§ WHAT THIS TASK INVOLVES
Filter the records below for the word "behavior". Copy each line that holds it.
━━━ INFORMATION PROVIDED ━━━
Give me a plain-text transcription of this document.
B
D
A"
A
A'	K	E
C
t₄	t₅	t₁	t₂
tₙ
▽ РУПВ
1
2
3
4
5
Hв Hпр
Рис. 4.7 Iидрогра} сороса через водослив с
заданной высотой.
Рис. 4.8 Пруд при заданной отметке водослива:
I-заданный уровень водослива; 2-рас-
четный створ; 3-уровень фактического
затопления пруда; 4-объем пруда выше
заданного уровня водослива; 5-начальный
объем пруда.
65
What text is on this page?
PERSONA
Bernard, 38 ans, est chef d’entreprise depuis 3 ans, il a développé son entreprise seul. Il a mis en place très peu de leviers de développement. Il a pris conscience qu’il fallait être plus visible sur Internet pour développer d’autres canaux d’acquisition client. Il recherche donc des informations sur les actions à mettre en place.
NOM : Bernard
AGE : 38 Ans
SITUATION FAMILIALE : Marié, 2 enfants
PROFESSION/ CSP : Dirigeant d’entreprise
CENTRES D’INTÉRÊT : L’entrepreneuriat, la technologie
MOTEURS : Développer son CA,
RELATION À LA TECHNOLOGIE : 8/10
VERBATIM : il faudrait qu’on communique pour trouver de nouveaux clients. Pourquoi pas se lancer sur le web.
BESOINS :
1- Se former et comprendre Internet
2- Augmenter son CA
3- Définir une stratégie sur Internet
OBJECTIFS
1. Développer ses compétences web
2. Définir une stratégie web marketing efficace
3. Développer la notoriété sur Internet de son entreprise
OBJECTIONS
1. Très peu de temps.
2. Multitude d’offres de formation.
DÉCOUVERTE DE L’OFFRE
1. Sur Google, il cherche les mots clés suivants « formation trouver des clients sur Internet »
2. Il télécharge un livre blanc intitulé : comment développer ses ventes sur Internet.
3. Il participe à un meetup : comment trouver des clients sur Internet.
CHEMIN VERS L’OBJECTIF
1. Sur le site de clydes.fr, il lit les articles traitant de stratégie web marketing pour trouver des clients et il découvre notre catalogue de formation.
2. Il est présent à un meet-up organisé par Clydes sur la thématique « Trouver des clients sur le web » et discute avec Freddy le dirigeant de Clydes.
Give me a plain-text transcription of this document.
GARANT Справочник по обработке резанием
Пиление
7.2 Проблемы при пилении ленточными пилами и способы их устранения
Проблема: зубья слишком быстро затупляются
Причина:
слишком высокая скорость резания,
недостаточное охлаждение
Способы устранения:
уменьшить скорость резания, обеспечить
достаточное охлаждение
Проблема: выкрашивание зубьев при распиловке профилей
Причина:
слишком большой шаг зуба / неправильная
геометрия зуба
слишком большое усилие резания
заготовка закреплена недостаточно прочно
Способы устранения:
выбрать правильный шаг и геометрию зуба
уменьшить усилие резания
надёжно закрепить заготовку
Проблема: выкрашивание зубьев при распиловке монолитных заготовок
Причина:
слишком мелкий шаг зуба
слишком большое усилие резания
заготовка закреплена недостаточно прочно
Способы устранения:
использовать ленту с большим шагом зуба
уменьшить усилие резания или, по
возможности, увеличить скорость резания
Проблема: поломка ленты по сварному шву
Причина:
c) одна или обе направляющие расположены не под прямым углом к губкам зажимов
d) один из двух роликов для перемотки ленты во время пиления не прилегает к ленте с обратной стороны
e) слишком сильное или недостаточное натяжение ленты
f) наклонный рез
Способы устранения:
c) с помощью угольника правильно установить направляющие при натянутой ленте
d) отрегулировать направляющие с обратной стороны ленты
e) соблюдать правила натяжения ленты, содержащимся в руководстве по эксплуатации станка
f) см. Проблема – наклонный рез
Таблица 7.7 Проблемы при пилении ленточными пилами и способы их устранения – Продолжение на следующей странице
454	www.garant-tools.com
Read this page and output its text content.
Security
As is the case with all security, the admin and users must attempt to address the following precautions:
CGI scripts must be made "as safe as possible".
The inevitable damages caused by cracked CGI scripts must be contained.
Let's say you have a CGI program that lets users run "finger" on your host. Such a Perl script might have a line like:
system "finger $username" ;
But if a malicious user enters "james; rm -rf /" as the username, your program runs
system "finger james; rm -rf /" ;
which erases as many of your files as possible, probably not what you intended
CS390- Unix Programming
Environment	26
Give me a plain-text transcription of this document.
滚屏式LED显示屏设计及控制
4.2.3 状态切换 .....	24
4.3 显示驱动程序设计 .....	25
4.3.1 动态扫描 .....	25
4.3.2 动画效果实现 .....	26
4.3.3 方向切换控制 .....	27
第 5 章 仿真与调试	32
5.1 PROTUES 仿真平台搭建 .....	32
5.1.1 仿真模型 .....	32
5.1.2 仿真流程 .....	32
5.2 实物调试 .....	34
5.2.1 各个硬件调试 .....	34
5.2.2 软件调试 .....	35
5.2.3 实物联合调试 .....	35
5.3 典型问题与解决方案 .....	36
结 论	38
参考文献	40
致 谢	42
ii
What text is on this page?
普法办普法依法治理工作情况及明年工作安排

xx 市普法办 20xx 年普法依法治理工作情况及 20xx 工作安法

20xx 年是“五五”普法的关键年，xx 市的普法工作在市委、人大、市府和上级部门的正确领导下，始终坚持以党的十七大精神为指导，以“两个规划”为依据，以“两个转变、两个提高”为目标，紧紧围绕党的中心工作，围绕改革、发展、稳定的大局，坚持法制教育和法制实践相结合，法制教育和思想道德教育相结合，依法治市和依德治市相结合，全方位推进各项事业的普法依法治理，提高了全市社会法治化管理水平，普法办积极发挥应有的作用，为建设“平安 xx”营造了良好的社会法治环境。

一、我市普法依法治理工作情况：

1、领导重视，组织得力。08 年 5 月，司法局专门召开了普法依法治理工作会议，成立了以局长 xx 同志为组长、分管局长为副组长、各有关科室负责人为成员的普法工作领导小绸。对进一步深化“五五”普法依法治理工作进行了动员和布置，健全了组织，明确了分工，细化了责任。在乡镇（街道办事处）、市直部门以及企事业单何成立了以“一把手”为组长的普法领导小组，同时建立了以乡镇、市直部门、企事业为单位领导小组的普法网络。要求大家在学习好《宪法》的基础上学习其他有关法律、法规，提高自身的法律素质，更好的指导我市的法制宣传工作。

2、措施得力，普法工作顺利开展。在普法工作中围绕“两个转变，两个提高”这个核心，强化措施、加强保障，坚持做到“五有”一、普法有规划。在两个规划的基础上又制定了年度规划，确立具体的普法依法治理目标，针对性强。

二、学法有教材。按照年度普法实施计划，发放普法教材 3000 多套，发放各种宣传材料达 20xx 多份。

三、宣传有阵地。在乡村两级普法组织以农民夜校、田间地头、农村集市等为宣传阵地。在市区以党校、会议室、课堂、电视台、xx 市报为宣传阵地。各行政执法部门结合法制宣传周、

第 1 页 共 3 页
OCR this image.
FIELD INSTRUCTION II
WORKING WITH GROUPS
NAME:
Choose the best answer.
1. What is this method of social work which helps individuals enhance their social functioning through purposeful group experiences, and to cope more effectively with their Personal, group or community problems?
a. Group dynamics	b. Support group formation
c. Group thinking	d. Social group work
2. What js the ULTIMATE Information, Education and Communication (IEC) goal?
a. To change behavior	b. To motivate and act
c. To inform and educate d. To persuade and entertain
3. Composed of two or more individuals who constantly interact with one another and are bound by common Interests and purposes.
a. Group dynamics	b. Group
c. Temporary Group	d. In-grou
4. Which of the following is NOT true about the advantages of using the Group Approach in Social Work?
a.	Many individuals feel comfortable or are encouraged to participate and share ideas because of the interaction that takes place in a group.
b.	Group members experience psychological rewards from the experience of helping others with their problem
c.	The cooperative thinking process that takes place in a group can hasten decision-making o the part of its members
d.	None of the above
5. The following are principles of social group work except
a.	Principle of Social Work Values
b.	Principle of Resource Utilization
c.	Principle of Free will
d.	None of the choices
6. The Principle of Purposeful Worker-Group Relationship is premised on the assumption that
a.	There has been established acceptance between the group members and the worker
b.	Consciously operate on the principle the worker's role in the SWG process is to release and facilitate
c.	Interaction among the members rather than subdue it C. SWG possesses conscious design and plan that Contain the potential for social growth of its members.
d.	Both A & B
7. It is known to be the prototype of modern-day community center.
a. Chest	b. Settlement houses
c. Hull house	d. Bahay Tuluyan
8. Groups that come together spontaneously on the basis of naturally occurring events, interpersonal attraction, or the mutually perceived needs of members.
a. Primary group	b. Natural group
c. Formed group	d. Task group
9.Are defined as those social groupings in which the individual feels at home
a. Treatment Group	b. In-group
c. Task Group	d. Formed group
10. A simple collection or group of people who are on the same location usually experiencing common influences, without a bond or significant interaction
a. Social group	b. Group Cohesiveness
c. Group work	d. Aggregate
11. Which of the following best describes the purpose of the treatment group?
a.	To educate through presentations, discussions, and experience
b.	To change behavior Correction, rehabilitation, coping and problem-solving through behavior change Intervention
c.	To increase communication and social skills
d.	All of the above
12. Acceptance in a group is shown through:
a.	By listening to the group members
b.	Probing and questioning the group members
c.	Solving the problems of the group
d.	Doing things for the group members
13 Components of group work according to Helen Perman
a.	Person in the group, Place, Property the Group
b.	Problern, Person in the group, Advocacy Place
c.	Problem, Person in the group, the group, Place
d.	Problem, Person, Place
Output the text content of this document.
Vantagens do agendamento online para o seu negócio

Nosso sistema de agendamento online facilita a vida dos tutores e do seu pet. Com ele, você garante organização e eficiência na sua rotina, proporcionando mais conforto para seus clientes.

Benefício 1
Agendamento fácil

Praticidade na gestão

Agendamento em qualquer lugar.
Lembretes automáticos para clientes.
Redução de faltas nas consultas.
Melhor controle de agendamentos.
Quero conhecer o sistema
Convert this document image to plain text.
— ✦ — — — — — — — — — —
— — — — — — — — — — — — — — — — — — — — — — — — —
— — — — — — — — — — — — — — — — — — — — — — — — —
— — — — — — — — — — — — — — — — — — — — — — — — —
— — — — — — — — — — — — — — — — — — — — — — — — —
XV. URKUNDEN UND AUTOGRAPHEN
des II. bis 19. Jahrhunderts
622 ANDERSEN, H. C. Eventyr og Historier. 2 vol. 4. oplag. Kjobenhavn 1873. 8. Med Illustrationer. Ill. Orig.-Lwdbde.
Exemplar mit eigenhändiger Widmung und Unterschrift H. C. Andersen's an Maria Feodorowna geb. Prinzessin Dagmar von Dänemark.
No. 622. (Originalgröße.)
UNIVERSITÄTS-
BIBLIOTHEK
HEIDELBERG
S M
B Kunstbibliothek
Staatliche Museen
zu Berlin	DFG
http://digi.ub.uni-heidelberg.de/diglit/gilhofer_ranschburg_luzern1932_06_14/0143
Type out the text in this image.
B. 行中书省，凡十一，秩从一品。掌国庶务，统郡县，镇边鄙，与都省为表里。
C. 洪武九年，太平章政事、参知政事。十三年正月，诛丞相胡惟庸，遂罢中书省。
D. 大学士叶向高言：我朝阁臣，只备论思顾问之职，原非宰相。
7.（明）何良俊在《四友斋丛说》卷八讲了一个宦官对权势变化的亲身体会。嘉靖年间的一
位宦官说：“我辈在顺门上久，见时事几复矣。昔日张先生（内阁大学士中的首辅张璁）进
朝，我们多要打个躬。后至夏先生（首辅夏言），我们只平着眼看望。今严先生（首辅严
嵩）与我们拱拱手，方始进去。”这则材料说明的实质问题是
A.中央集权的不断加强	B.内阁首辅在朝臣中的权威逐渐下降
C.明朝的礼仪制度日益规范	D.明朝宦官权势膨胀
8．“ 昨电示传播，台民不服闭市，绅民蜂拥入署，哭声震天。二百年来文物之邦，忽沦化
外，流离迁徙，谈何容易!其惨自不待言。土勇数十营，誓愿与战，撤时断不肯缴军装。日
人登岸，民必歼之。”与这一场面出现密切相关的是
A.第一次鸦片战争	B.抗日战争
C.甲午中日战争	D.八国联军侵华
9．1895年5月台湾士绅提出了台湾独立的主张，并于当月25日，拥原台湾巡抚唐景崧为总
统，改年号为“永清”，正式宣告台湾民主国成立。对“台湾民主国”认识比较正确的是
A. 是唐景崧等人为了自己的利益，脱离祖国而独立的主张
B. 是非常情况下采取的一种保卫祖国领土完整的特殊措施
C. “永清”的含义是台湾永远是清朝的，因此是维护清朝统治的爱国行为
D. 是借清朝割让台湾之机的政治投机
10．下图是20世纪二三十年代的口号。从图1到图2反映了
━━━
§ SOLUTION FOR THIS TASK
a. To change behavior	b. To motivate and act
b.	To change behavior Correction, rehabilitation, coping and problem-solving through behavior change Intervention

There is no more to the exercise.